# DIRECTIONS
Retype the listing lines word for word, beginning with the line that contains "calendar-view-button[interactable] <box>1301 20" and continuing through the line that contains "event-title[interactable]: Treinamento Me <box>951 643", with both of those lines included.

*** INFORMATION GIVEN ***

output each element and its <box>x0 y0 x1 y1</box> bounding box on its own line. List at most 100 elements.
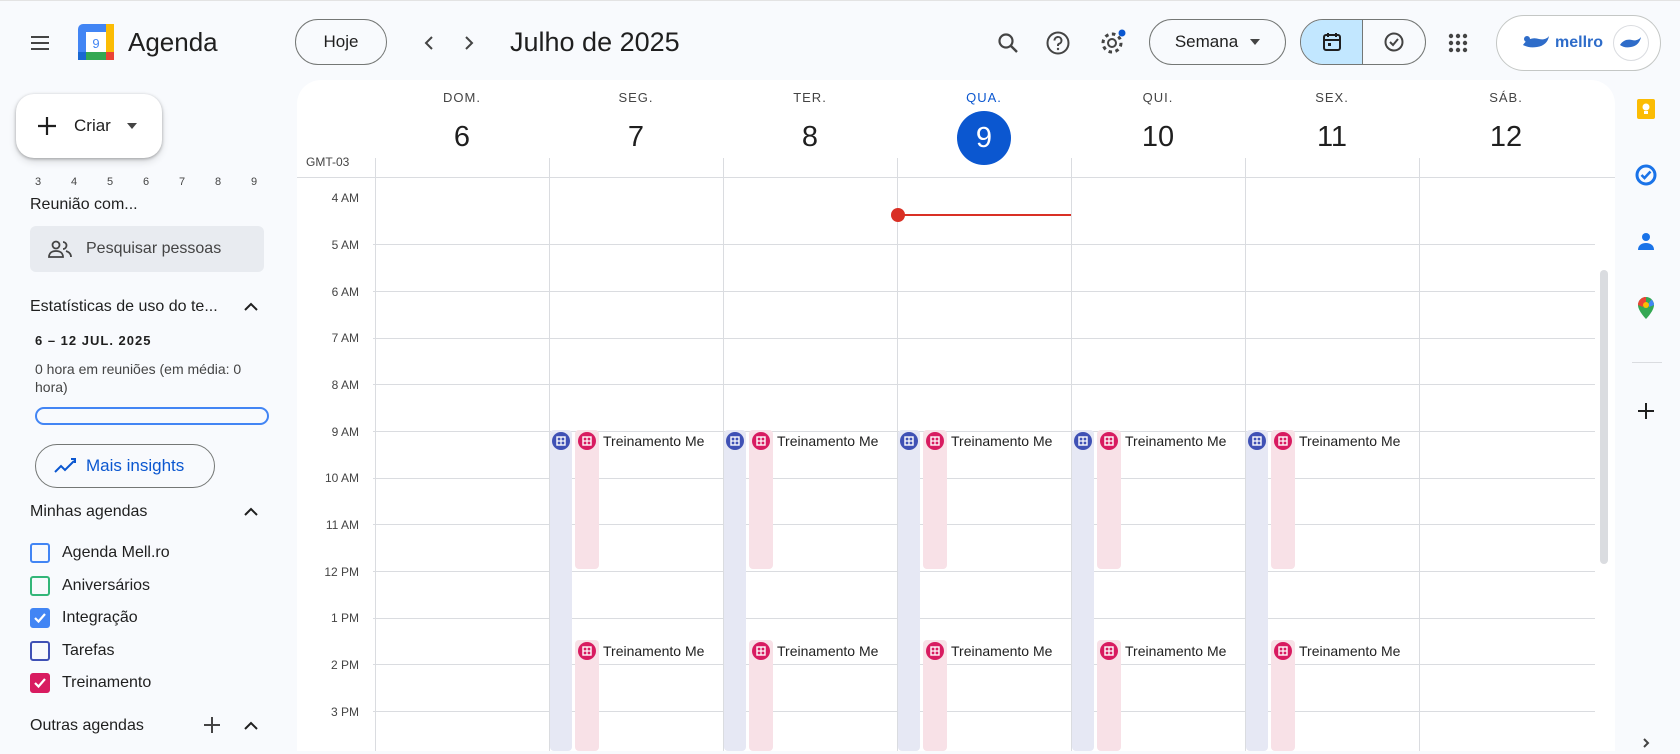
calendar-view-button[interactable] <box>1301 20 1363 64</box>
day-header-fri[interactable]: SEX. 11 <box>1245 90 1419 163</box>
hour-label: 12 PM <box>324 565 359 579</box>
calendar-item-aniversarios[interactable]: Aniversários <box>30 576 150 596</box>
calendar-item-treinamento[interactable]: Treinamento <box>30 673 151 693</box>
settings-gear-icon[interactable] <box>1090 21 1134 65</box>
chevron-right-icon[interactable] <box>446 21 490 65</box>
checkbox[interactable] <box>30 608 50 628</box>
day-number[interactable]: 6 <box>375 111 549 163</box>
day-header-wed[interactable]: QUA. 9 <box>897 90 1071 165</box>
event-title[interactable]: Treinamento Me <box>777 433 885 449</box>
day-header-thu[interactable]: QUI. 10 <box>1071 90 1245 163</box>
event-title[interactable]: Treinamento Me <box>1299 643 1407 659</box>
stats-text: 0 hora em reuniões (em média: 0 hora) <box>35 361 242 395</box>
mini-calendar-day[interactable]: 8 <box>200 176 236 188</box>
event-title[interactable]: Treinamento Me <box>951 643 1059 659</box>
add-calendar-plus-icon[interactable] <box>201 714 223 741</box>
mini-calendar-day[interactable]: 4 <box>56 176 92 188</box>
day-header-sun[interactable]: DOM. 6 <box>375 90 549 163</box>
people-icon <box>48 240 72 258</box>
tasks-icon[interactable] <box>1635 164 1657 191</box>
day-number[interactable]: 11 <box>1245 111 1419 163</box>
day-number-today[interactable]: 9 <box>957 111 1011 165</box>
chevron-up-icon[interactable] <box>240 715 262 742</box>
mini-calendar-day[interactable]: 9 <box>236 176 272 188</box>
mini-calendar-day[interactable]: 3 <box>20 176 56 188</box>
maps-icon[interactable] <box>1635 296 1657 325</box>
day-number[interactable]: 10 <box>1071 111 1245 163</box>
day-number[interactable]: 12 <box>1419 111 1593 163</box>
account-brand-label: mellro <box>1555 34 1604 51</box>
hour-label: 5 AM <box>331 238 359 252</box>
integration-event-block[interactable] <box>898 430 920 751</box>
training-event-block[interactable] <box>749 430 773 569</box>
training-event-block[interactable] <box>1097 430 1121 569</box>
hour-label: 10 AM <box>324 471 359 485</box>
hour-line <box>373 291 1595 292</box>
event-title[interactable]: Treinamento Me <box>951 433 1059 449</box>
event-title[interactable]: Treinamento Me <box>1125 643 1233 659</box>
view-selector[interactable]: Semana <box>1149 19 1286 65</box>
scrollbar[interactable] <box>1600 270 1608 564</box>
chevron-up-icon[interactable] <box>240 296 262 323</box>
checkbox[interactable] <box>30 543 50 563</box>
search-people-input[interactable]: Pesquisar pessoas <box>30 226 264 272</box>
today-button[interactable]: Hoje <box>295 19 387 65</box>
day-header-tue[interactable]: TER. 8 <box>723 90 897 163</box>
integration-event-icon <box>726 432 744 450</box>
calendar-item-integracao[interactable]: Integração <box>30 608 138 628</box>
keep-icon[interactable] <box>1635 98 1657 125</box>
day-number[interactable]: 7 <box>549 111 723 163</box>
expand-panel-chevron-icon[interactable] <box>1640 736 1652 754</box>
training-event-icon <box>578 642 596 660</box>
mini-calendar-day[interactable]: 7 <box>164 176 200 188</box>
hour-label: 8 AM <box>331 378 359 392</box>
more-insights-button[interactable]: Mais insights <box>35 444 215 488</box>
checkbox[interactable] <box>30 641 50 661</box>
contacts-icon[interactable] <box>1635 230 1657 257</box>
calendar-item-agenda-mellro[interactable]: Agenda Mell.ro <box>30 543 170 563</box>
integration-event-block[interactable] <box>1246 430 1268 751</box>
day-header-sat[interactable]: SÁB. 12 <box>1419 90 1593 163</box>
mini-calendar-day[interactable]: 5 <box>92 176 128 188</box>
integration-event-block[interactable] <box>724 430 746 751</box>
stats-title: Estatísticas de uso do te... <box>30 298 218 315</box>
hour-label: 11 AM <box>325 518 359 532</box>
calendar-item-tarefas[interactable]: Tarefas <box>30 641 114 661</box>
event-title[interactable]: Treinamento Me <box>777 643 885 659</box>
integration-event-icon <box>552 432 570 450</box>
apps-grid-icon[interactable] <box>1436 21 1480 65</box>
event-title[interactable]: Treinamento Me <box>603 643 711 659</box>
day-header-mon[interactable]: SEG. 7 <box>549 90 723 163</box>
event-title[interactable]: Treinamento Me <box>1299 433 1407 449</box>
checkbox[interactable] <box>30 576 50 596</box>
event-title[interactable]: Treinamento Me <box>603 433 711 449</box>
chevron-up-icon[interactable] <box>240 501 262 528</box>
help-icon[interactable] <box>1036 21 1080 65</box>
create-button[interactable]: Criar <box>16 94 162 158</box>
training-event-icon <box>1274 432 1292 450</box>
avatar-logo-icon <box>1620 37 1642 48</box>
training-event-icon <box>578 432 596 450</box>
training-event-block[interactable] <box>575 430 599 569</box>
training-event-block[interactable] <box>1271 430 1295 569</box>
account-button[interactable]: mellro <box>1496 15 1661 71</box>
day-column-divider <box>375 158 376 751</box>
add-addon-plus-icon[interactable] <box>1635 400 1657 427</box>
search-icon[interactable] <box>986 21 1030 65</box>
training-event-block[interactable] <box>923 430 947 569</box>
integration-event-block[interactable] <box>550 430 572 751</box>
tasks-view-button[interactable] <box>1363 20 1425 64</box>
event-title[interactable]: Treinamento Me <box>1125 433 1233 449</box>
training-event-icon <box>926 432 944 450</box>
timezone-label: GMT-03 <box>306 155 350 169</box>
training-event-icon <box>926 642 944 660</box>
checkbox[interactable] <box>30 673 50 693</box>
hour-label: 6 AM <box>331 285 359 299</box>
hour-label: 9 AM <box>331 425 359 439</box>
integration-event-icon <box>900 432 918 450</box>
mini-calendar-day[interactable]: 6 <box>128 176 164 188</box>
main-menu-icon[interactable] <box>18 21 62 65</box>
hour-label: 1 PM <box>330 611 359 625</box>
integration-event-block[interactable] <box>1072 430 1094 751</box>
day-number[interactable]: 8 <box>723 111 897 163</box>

***
*** INFORMATION GIVEN ***

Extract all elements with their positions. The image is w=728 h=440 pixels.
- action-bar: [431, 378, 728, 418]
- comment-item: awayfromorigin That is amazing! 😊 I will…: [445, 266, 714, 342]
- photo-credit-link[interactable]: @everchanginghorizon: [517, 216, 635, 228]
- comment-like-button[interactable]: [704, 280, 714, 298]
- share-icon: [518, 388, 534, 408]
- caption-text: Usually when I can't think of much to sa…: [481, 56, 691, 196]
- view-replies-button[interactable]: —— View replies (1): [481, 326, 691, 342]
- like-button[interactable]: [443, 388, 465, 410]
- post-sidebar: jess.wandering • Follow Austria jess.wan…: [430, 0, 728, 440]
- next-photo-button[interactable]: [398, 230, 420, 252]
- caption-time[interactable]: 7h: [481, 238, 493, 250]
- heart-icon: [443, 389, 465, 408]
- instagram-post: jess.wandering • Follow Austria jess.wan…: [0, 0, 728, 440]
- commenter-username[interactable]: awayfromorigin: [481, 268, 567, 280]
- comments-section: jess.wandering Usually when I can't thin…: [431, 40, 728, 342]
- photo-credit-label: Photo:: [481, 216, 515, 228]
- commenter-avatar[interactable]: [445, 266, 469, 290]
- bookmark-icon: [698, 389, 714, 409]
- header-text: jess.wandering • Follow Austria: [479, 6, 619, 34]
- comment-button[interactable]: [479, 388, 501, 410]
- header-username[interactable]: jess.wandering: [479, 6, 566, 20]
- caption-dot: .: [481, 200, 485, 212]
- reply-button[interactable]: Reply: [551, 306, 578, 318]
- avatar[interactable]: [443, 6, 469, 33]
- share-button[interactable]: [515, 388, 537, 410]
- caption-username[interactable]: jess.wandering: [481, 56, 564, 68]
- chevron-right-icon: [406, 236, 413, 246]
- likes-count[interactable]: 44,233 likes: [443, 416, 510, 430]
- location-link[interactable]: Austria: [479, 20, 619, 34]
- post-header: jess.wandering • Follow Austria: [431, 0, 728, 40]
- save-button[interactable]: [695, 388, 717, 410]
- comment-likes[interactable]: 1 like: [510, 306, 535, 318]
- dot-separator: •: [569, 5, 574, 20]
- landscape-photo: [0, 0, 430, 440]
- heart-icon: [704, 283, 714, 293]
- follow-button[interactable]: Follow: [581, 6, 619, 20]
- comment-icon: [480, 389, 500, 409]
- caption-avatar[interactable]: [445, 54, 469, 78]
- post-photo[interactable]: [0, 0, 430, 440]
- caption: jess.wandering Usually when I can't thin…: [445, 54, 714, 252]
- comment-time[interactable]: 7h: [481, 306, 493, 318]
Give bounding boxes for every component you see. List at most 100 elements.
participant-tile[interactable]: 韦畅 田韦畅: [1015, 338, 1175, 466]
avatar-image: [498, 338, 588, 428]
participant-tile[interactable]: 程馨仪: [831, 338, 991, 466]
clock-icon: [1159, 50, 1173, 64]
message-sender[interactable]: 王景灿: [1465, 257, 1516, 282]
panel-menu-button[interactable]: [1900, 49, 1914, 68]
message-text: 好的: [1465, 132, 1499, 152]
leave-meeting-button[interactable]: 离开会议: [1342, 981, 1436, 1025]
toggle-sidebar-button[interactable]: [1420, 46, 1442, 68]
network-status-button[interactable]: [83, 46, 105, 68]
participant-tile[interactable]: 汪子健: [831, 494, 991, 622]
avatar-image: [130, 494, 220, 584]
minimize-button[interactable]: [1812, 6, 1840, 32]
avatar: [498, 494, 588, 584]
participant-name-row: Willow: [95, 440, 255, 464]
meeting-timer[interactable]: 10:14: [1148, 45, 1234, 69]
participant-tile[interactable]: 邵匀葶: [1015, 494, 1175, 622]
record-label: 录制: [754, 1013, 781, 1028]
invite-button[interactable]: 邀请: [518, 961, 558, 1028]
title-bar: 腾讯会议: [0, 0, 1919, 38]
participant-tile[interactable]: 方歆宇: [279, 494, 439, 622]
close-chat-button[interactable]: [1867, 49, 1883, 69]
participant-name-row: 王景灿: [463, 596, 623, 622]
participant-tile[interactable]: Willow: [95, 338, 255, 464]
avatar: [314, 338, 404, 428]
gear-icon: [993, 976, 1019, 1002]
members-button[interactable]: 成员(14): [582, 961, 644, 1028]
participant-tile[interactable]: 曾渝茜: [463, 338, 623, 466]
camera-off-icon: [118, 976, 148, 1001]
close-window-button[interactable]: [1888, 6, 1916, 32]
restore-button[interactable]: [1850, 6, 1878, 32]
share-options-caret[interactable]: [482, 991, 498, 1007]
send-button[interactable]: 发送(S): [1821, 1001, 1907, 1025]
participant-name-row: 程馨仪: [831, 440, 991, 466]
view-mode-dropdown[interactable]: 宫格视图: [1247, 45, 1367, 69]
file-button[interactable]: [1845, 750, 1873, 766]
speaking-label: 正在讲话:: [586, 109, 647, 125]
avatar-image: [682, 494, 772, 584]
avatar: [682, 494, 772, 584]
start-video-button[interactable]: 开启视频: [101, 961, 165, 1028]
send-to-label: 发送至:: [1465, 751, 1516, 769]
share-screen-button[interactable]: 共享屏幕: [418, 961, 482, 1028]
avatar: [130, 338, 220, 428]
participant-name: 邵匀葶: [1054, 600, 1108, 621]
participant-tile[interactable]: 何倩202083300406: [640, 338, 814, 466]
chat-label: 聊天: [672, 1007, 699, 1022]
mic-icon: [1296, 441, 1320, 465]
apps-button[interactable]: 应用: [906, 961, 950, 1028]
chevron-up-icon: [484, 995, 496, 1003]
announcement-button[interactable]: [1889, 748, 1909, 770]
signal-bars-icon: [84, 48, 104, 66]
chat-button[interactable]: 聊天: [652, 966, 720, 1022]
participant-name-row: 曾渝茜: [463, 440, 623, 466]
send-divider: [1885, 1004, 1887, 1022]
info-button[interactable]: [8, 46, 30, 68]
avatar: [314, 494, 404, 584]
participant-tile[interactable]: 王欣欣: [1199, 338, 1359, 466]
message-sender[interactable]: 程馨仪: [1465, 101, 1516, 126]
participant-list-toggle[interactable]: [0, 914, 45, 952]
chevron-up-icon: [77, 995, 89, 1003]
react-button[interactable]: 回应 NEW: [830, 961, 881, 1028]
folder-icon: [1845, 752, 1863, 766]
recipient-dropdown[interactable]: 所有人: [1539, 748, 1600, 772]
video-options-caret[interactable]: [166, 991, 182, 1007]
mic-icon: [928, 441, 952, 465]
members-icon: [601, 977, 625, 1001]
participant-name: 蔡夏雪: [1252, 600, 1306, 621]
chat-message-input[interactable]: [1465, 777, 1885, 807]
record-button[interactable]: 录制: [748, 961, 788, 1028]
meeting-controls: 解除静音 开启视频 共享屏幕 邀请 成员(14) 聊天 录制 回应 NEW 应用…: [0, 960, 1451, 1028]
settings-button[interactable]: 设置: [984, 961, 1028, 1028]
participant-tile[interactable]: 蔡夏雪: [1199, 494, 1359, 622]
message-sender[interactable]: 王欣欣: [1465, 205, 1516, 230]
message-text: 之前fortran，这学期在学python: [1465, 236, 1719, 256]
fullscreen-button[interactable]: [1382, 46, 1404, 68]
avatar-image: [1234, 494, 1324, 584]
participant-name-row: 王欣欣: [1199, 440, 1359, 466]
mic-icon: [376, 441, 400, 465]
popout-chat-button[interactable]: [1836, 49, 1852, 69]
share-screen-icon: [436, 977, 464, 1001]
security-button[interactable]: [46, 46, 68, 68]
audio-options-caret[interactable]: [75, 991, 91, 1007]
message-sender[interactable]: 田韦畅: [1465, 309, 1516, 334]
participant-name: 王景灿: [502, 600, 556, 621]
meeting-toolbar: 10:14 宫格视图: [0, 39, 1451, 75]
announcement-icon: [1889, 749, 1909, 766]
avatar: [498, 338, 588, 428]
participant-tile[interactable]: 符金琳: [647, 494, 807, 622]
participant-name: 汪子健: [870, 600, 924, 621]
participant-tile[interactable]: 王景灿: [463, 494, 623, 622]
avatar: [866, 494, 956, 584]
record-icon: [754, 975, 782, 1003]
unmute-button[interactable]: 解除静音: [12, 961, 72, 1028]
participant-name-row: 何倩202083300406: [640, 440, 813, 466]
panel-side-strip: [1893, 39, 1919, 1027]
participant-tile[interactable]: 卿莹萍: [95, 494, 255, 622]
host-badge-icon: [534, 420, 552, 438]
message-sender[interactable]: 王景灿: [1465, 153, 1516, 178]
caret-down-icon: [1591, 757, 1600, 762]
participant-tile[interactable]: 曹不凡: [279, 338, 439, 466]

***

# WRITTEN SOLUTION
calendar-view-button[interactable] <box>1301 20 1363 64</box>
day-header-fri[interactable]: SEX. 11 <box>1245 90 1419 163</box>
hour-label: 12 PM <box>324 565 359 579</box>
calendar-item-aniversarios[interactable]: Aniversários <box>30 576 150 596</box>
calendar-item-treinamento[interactable]: Treinamento <box>30 673 151 693</box>
settings-gear-icon[interactable] <box>1090 21 1134 65</box>
chevron-right-icon[interactable] <box>446 21 490 65</box>
checkbox[interactable] <box>30 608 50 628</box>
day-number[interactable]: 6 <box>375 111 549 163</box>
day-header-wed[interactable]: QUA. 9 <box>897 90 1071 165</box>
event-title[interactable]: Treinamento Me <box>777 433 885 449</box>
day-header-thu[interactable]: QUI. 10 <box>1071 90 1245 163</box>
event-title[interactable]: Treinamento Me <box>1299 643 1407 659</box>
stats-text: 0 hora em reuniões (em média: 0 hora) <box>35 361 242 395</box>
mini-calendar-day[interactable]: 8 <box>200 176 236 188</box>
event-title[interactable]: Treinamento Me <box>951 643 1059 659</box>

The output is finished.